◆ Task goal ◆
Write the number of lines holding the word "словом", and nothing else.

═════ Available data

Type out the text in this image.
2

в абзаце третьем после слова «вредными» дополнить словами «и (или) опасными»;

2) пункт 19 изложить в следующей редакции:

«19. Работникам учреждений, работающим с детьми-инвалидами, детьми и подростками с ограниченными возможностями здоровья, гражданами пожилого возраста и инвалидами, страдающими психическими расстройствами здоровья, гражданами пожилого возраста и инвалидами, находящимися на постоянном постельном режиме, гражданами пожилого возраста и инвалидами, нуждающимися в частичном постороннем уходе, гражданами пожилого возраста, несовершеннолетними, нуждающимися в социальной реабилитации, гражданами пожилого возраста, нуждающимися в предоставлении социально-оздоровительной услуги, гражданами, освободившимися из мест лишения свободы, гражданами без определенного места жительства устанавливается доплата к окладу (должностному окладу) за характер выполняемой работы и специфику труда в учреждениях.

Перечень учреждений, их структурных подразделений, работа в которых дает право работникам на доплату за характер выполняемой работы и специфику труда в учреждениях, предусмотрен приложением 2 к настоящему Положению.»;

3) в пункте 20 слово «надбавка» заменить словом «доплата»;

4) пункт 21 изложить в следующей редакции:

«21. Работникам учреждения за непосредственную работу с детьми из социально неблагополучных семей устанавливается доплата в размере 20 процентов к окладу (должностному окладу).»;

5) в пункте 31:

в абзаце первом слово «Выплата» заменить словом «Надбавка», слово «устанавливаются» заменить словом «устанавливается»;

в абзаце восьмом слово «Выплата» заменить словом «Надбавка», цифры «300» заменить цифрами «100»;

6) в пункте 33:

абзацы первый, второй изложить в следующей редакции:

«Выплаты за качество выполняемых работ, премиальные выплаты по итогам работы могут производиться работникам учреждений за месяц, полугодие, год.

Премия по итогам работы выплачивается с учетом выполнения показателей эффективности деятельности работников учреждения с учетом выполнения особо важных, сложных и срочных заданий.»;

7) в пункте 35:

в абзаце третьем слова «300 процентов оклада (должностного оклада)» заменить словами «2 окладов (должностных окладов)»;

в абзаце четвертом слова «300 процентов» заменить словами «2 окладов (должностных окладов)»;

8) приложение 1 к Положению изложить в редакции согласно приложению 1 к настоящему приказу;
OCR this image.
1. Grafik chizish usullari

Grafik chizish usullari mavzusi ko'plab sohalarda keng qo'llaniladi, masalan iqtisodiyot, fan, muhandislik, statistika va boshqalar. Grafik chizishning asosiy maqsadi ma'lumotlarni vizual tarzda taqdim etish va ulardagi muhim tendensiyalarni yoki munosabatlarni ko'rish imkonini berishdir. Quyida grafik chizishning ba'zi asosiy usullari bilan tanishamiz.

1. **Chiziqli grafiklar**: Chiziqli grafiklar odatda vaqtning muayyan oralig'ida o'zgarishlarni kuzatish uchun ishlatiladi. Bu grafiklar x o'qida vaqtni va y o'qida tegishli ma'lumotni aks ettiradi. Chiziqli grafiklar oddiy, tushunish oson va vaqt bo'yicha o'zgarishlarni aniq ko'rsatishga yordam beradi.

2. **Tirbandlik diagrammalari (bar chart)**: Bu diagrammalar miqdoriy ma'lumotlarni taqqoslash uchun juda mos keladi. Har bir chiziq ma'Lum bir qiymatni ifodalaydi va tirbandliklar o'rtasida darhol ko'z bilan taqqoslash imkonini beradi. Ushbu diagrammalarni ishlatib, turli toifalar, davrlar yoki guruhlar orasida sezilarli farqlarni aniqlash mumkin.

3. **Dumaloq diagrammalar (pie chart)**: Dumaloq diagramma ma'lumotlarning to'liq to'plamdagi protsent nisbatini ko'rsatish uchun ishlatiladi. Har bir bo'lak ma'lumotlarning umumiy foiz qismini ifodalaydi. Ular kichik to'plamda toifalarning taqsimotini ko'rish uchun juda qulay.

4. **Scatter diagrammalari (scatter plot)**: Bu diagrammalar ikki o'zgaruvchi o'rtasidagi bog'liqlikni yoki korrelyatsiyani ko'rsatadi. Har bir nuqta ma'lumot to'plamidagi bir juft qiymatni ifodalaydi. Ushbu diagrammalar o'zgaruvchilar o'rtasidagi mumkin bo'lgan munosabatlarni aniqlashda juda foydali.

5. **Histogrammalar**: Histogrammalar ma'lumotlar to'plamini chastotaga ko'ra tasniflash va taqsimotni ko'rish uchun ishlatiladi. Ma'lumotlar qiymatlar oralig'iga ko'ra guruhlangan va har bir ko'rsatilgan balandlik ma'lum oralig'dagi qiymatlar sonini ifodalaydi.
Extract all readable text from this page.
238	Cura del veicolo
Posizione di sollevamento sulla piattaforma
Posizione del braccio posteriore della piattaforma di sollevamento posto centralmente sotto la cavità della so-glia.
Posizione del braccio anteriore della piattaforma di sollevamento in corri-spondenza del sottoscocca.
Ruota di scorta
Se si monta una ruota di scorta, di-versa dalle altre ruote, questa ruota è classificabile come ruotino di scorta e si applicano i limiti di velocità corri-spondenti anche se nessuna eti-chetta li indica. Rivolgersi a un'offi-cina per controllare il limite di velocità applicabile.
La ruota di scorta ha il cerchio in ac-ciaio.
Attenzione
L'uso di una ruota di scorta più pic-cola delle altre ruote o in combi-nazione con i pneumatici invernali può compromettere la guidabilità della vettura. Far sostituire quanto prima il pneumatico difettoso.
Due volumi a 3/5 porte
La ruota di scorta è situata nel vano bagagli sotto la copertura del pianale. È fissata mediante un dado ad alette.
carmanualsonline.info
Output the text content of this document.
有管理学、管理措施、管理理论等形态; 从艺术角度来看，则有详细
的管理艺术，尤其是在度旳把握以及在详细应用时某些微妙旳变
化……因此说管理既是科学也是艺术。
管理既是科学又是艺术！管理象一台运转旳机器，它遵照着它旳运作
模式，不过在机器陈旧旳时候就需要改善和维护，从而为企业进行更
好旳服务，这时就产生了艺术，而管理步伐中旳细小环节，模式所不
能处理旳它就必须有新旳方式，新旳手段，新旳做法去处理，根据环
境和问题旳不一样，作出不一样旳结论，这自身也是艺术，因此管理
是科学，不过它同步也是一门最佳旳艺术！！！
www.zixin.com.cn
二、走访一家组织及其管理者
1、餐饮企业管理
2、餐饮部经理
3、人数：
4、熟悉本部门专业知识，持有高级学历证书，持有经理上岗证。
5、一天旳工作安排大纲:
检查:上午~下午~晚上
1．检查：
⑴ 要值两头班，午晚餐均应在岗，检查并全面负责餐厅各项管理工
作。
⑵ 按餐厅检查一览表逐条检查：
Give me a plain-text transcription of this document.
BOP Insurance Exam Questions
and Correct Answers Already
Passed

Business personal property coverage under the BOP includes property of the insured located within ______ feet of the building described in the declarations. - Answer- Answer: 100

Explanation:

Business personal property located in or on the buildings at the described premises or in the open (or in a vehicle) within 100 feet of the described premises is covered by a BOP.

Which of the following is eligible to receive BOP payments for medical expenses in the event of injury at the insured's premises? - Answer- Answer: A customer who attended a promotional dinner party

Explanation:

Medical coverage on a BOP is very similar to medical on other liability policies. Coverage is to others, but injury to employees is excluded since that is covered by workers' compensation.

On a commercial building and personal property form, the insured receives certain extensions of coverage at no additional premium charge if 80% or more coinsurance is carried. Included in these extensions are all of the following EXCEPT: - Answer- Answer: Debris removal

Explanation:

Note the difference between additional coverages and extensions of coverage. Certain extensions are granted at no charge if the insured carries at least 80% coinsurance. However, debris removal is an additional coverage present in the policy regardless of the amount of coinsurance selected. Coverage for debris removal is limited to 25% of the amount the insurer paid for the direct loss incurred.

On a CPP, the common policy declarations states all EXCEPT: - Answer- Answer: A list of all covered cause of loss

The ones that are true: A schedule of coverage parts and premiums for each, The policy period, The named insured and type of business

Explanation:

══════════

◆ Output of the task ◆
3